-- To-do list --
A: Translate this sentence from the MLRun change log into Spanish: "The MLRun server is now based on Python 3.9."
B: Continue the MLRun change log below, starting right after its last entry.

Change log#

v1.3.0#

Client/server matrix, prerequisites, and installing#

The MLRun server is now based on Python 3.9. It’s recommended to move the client to Python 3.9 as well.

MLRun v1.3.0 maintains support for mlrun base images that are based on python 3.7. To differentiate between the images, the images based on python 3.7 have the suffix: -py37. The correct version is automatically chosen for the built-in MLRun images according to the Python version of the MLRun client (for example, a 3.7 Jupyter gets the -py37 images).

MLRun is pre-installed in CE Jupyter.

To install on a Python 3.9 client, run:

./align_mlrun.sh

To install on a Python 3.7 client, run:

  1. Configure the Jupyter service with the env variableJUPYTER_PREFER_ENV_PATH=false.

  2. Within the Jupyter service, open a terminal and update conda and pip to have an up to date pip resolver.

   $CONDA_HOME/bin/conda install -y pip
  1. If you are going to work with python 3.9, create a new conda env and activate it:

    conda create -n python39 python=3.9 ipykernel -y
    conda activate python39
  1. Install mlrun:

./align_mlrun.sh

New and updated features#

Feature store#

ID

Description

ML-2592

Offline data can be registered as feature sets (Tech Preview). See Create a feature set without ingesting its data.

ML-2610

Supports SQLSource for batch ingestion (Tech Preview). See SQL data source.

ML-2610

Supports SQLTarget for storey engine (Tech Preview). (Spark is not yet supported.) See SQL target store.

ML-2709

The Spark engine now supports the steps: MapValues, Imputer, OneHotEncoder, DropFeatures; and supports extracting the time parts from the date in the DateExtractor step. See Data transformations.

ML-2802

get_offline_features supports Spark Operator and Remote Spark.

-- Records supplied --
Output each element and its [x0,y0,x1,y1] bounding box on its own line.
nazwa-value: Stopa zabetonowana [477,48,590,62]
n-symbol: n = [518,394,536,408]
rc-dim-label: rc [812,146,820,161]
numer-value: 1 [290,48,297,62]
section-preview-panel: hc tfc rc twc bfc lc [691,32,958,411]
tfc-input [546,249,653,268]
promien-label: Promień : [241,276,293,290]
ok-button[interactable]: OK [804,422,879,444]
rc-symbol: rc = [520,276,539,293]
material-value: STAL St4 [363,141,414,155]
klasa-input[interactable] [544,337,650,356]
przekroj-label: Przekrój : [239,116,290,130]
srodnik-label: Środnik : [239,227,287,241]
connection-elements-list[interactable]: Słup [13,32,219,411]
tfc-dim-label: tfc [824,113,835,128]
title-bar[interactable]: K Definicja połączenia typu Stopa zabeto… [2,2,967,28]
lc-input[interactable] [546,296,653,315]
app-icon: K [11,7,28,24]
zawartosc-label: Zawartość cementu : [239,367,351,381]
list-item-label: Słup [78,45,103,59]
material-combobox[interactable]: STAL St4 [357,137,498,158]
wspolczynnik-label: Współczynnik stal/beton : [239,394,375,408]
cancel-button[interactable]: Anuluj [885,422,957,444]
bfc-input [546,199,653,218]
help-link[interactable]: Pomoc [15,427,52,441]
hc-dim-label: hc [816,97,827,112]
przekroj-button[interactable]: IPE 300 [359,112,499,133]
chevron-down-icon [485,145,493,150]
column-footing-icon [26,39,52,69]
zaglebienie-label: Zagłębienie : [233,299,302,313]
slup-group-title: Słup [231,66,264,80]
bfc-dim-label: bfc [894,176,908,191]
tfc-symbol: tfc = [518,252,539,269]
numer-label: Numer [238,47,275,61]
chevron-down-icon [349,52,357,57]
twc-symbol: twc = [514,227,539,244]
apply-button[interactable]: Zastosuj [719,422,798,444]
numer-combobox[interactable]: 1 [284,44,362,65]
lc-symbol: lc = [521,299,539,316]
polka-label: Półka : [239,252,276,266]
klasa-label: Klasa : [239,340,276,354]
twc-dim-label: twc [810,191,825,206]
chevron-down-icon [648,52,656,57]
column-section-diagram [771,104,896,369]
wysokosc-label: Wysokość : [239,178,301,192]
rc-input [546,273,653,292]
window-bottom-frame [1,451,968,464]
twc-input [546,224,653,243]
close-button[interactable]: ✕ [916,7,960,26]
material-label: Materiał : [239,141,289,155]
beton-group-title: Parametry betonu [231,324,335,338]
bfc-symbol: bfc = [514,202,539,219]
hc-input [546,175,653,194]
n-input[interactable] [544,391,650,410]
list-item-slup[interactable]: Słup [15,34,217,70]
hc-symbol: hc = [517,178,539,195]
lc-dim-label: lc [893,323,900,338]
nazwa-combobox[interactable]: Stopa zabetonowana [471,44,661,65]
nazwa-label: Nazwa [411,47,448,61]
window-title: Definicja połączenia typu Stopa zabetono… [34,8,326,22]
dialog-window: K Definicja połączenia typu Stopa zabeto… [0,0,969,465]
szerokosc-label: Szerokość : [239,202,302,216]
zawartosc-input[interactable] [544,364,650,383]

-- Answers in order --
A: El servidor de MLRun ahora se basa en Python 3.9.

B:
ML-2957

The username and password for the RedisNoSqlTarget are now configured using secrets, as <prefix_>REDIS_USER <prefix_>REDIS_PASSWORD where <prefix> is the optional RedisNoSqlTarget credentials_prefix parameter. See Redis target store.

ML-3008

Supports Spark using Redis as an online KV target, which caused a breaking change.

ML-3373

Supports creating a feature vector over several feature sets with different entity. (Outer joins are Tech Preview.) See Using an offline feature vector.

Logging data#

ID

Description

ML-2845

Logging data using hints. You can now pass data into MLRun and log it using log hints, instead of the decorator. This is the initial change in MLRun to simplify wrapping usable code into MLRun without having to modify it. Future releases will continue this paradigm shift. See more details.

Projects#

ID

Description

ML-3048

When defining a new project from scratch, there is now a default context directory: “./”. This is the directory from which the MLRun client runs, unless otherwise specified.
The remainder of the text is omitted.